__ENTRIES__:
* * * * *

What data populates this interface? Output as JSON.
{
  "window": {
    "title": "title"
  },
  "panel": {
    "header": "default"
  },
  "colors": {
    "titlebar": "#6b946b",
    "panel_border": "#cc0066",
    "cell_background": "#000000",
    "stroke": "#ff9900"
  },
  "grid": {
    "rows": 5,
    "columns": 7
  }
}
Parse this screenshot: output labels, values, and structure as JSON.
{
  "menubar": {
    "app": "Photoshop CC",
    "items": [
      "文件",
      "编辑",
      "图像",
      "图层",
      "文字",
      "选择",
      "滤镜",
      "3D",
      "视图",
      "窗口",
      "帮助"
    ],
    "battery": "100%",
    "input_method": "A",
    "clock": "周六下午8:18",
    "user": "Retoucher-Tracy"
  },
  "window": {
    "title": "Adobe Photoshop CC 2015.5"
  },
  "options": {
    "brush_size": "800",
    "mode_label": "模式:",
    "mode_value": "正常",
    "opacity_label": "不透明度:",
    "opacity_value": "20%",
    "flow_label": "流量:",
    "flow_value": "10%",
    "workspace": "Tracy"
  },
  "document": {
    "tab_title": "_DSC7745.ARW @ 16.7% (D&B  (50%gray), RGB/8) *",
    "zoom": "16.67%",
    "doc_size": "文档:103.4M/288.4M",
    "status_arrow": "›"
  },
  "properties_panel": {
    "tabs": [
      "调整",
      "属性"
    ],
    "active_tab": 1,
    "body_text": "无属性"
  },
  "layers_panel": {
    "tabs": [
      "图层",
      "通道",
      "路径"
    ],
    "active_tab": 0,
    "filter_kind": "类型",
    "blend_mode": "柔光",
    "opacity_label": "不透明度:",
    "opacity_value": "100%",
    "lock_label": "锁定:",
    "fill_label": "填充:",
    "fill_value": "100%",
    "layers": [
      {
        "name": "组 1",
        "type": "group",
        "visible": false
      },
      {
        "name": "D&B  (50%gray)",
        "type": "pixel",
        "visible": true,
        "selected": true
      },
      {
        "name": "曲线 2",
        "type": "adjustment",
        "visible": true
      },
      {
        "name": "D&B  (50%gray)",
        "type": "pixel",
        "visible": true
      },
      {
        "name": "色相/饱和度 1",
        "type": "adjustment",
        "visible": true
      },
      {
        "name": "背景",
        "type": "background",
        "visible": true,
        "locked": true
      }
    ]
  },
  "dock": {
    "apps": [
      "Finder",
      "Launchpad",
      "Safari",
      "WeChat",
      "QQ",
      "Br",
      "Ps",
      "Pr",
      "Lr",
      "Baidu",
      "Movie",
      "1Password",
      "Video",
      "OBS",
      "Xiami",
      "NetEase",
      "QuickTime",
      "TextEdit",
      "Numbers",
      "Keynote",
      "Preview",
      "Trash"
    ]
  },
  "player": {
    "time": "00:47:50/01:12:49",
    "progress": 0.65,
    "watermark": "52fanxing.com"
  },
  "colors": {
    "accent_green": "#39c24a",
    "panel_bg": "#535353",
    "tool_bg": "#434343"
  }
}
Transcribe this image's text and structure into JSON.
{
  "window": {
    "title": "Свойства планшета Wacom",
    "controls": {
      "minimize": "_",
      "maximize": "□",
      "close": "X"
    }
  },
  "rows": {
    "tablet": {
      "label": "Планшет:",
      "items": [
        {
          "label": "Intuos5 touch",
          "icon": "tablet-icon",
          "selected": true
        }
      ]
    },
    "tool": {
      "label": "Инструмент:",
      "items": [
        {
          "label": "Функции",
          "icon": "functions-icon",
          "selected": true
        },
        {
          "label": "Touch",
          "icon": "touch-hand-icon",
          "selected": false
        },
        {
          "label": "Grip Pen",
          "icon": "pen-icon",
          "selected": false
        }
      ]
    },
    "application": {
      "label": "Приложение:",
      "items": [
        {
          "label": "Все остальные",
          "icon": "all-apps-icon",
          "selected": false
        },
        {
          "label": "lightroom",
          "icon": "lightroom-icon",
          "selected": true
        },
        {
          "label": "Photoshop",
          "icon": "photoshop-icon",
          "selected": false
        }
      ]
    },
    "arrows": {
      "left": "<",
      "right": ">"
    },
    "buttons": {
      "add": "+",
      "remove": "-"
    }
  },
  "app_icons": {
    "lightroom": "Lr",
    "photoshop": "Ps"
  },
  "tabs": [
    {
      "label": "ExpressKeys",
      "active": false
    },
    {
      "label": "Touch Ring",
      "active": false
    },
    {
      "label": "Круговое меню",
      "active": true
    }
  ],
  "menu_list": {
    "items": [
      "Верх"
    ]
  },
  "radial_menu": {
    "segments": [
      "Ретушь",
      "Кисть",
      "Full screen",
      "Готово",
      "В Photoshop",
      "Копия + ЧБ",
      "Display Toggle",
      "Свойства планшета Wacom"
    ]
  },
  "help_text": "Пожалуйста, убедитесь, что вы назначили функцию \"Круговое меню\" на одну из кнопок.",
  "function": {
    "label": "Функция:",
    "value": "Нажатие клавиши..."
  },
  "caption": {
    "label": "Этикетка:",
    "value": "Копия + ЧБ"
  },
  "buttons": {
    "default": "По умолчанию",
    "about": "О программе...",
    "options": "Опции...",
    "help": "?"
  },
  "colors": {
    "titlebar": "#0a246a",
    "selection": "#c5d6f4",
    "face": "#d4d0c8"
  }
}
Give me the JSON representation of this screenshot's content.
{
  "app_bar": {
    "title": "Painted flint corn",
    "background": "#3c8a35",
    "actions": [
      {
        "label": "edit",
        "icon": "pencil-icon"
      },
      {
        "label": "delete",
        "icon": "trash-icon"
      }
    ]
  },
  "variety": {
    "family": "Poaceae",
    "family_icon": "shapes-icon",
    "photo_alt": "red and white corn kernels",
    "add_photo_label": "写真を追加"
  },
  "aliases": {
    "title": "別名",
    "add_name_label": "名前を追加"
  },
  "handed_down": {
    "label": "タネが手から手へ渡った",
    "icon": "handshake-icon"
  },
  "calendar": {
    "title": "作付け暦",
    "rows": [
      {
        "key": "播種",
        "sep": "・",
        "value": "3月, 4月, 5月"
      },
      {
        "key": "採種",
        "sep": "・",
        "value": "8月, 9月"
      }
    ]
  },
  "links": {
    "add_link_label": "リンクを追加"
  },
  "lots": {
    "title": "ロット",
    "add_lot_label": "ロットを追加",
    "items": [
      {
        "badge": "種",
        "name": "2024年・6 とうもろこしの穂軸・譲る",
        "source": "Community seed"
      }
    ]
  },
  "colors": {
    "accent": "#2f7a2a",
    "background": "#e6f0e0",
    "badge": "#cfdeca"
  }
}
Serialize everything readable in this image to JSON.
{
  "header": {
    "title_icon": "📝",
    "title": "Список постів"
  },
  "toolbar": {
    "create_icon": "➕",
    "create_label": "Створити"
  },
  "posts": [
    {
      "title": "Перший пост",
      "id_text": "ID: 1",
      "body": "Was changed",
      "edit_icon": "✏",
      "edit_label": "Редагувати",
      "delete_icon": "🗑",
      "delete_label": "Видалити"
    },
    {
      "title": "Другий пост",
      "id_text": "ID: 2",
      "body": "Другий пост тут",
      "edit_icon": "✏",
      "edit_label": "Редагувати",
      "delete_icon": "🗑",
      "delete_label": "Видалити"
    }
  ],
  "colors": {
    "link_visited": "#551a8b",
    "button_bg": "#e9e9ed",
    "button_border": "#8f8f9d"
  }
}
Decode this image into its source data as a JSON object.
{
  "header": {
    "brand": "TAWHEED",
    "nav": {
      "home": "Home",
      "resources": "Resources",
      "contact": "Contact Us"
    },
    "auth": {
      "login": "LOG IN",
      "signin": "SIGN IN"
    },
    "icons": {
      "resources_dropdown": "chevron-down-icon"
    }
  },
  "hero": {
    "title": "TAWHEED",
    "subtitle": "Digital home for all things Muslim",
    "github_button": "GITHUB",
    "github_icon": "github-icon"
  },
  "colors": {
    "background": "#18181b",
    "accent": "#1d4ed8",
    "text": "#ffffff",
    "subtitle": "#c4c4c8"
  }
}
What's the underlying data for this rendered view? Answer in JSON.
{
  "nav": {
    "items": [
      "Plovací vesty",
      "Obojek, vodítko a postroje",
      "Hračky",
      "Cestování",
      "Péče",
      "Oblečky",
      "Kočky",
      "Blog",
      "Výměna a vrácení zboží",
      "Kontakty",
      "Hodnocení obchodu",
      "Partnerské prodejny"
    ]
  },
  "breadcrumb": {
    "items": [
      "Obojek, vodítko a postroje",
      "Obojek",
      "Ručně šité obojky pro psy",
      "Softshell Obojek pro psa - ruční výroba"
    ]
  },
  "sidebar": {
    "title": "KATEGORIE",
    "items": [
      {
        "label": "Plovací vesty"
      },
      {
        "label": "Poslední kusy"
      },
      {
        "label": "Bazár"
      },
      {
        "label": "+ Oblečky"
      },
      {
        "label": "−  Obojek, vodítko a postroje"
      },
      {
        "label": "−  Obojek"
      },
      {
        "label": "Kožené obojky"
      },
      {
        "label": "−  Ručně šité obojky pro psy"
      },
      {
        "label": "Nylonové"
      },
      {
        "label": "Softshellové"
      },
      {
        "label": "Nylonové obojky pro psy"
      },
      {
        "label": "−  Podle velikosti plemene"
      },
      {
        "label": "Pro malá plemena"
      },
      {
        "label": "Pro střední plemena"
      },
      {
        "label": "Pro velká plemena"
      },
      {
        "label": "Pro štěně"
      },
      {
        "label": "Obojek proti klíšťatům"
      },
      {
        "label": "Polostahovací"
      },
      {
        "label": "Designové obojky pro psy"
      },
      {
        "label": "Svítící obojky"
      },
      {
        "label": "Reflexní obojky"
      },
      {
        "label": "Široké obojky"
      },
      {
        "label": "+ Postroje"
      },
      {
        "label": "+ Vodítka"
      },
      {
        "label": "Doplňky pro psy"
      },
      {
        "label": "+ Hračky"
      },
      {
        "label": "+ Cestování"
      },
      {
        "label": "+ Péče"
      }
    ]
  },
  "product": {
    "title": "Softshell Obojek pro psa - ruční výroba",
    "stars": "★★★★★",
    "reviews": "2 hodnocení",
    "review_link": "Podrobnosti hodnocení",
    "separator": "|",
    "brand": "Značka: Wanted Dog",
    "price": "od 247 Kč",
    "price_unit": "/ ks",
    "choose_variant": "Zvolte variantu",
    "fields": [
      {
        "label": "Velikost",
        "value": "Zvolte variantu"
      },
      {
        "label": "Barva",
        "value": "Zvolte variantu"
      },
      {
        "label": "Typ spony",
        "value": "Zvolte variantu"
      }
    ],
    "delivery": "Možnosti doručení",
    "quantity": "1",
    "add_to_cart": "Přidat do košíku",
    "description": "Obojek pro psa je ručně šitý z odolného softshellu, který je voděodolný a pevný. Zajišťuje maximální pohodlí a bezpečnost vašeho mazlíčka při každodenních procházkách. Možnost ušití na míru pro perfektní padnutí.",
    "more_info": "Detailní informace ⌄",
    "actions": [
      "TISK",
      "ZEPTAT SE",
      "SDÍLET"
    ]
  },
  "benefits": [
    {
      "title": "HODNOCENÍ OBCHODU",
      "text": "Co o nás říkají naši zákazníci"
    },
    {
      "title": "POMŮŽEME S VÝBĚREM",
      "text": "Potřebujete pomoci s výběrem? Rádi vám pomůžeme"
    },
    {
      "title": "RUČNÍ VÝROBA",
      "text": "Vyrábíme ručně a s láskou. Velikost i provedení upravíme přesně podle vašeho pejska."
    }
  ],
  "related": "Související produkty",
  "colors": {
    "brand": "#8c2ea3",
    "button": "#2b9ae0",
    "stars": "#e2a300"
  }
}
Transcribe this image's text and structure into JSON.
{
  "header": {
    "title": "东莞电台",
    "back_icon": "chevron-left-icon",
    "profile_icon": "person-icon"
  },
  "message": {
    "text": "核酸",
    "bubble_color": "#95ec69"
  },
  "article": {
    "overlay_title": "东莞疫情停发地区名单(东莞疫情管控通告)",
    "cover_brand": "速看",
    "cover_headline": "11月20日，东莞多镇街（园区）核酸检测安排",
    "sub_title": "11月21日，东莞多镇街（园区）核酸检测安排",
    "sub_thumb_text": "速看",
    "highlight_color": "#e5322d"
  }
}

* * * * *

__WHAT TO PRODUCE__: Lines of the material that contain the word "东莞多镇街" are to be gathered.

__RESULT BELOW__:
    "cover_headline": "11月20日，东莞多镇街（园区）核酸检测安排",
    "sub_title": "11月21日，东莞多镇街（园区）核酸检测安排",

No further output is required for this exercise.